§ Given instruction
For each line below that contains the string "familiarity", copy that line.

§ Material provided
++++++++++
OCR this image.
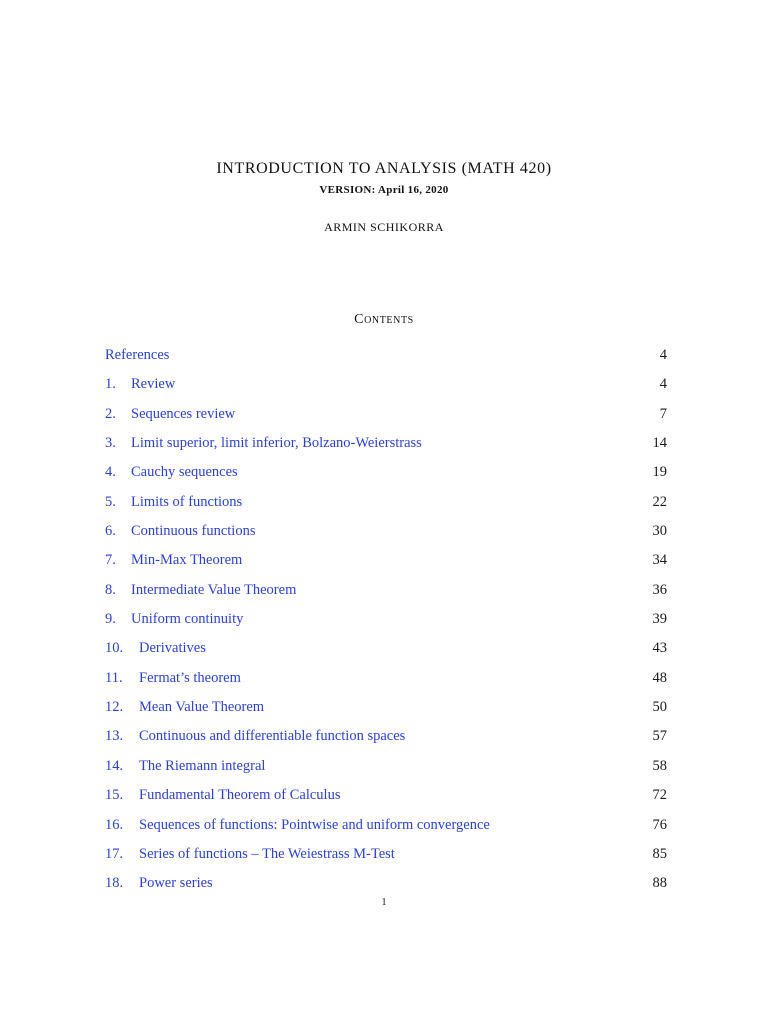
INTRODUCTION TO ANALYSIS (MATH 420)
VERSION: April 16, 2020
ARMIN SCHIKORRA
Contents
References	4
1. Review	4
2. Sequences review	7
3. Limit superior, limit inferior, Bolzano-Weierstrass	14
4. Cauchy sequences	19
5. Limits of functions	22
6. Continuous functions	30
7. Min-Max Theorem	34
8. Intermediate Value Theorem	36
9. Uniform continuity	39
10. Derivatives	43
11. Fermat’s theorem	48
12. Mean Value Theorem	50
13. Continuous and differentiable function spaces	57
14. The Riemann integral	58
15. Fundamental Theorem of Calculus	72
16. Sequences of functions: Pointwise and uniform convergence	76
17. Series of functions – The Weiestrass M-Test	85
18. Power series	88
1
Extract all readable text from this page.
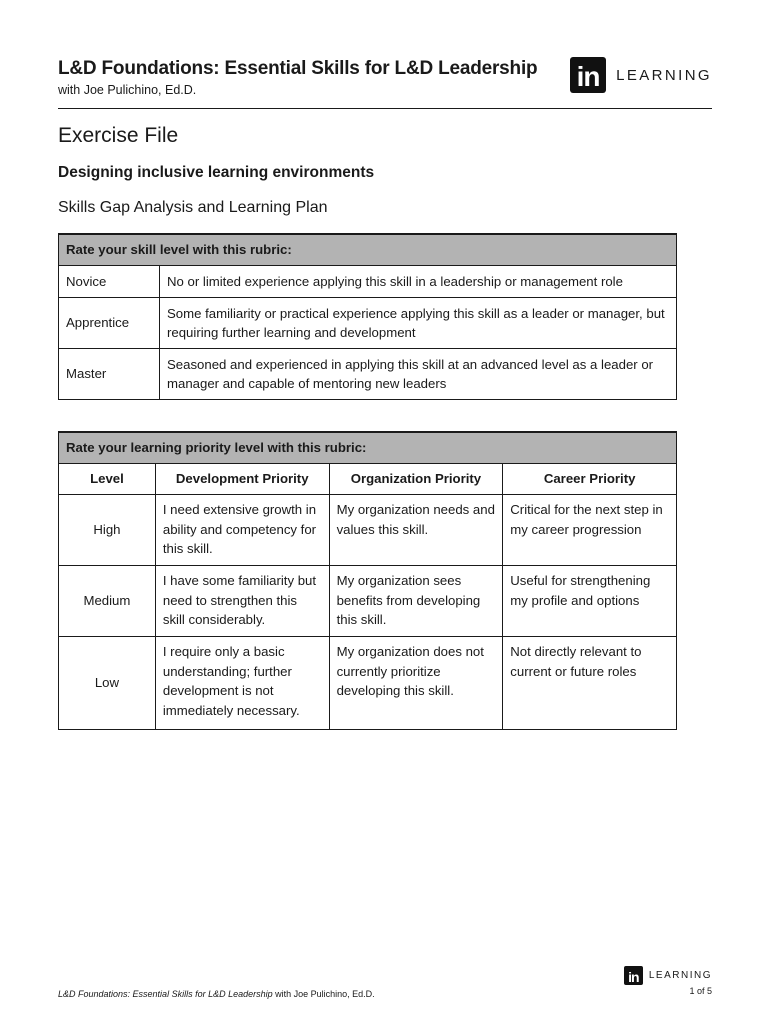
L&D Foundations: Essential Skills for L&D Leadership
with Joe Pulichino, Ed.D.	in	LEARNING
Exercise File
Designing inclusive learning environments
Skills Gap Analysis and Learning Plan
Rate your skill level with this rubric:	
Novice	No or limited experience applying this skill in a leadership or management role
Apprentice	Some familiarity or practical experience applying this skill as a leader or manager, but requiring further learning and development
Master	Seasoned and experienced in applying this skill at an advanced level as a leader or manager and capable of mentoring new leaders
Rate your learning priority level with this rubric:			
Level	Development Priority	Organization Priority	Career Priority
High	I need extensive growth in ability and competency for this skill.	My organization needs and values this skill.	Critical for the next step in my career progression
Medium	I have some familiarity but need to strengthen this skill considerably.	My organization sees benefits from developing this skill.	Useful for strengthening my profile and options
Low	I require only a basic understanding; further development is not immediately necessary.	My organization does not currently prioritize developing this skill.	Not directly relevant to current or future roles
L&D Foundations: Essential Skills for L&D Leadership with Joe Pulichino, Ed.D.
in	LEARNING
1 of 5
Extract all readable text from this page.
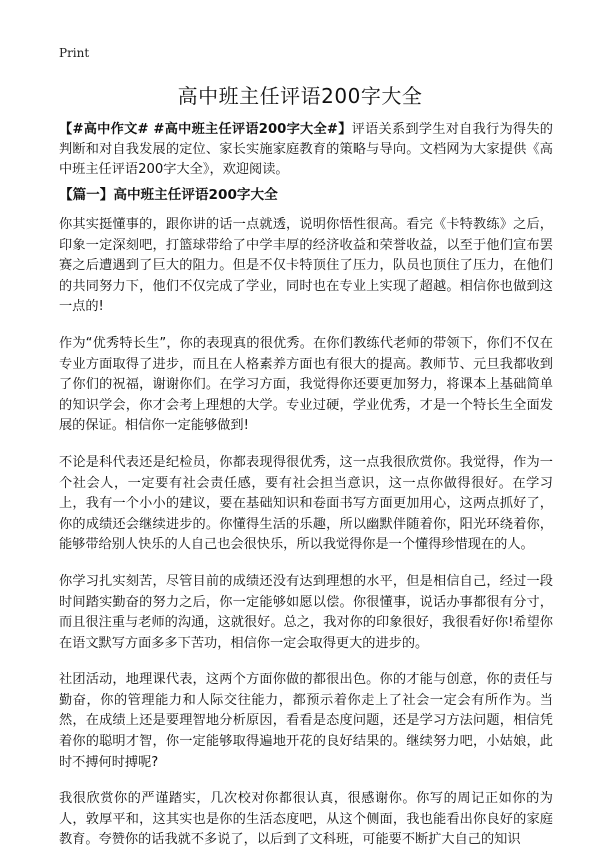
Print
高中班主任评语200字大全
【#高中作文# #高中班主任评语200字大全#】评语关系到学生对自我行为得失的判断和对自我发展的定位、家长实施家庭教育的策略与导向。文档网为大家提供《高中班主任评语200字大全》，欢迎阅读。
【篇一】高中班主任评语200字大全

你其实挺懂事的，跟你讲的话一点就透，说明你悟性很高。看完《卡特教练》之后，印象一定深刻吧，打篮球带给了中学丰厚的经济收益和荣誉收益，以至于他们宣布罢赛之后遭遇到了巨大的阻力。但是不仅卡特顶住了压力，队员也顶住了压力，在他们的共同努力下，他们不仅完成了学业，同时也在专业上实现了超越。相信你也做到这一点的!

作为“优秀特长生”，你的表现真的很优秀。在你们教练代老师的带领下，你们不仅在专业方面取得了进步，而且在人格素养方面也有很大的提高。教师节、元旦我都收到了你们的祝福，谢谢你们。在学习方面，我觉得你还要更加努力，将课本上基础简单的知识学会，你才会考上理想的大学。专业过硬，学业优秀，才是一个特长生全面发展的保证。相信你一定能够做到!

不论是科代表还是纪检员，你都表现得很优秀，这一点我很欣赏你。我觉得，作为一个社会人，一定要有社会责任感，要有社会担当意识，这一点你做得很好。在学习上，我有一个小小的建议，要在基础知识和卷面书写方面更加用心，这两点抓好了，你的成绩还会继续进步的。你懂得生活的乐趣，所以幽默伴随着你，阳光环绕着你，能够带给别人快乐的人自己也会很快乐，所以我觉得你是一个懂得珍惜现在的人。

你学习扎实刻苦，尽管目前的成绩还没有达到理想的水平，但是相信自己，经过一段时间踏实勤奋的努力之后，你一定能够如愿以偿。你很懂事，说话办事都很有分寸，而且很注重与老师的沟通，这就很好。总之，我对你的印象很好，我很看好你!希望你在语文默写方面多多下苦功，相信你一定会取得更大的进步的。

社团活动，地理课代表，这两个方面你做的都很出色。你的才能与创意，你的责任与勤奋，你的管理能力和人际交往能力，都预示着你走上了社会一定会有所作为。当然，在成绩上还是要理智地分析原因，看看是态度问题，还是学习方法问题，相信凭着你的聪明才智，你一定能够取得遍地开花的良好结果的。继续努力吧，小姑娘，此时不搏何时搏呢?

我很欣赏你的严谨踏实，几次校对你都很认真，很感谢你。你写的周记正如你的为人，敦厚平和，这其实也是你的生活态度吧，从这个侧面，我也能看出你良好的家庭教育。夸赞你的话我就不多说了，以后到了文科班，可能要不断扩大自己的知识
++++++++++
§ Reply to the task
Apprentice	Some familiarity or practical experience applying this skill as a leader or manager, but requiring further learning and development
Medium	I have some familiarity but need to strengthen this skill considerably.	My organization sees benefits from developing this skill.	Useful for strengthening my profile and options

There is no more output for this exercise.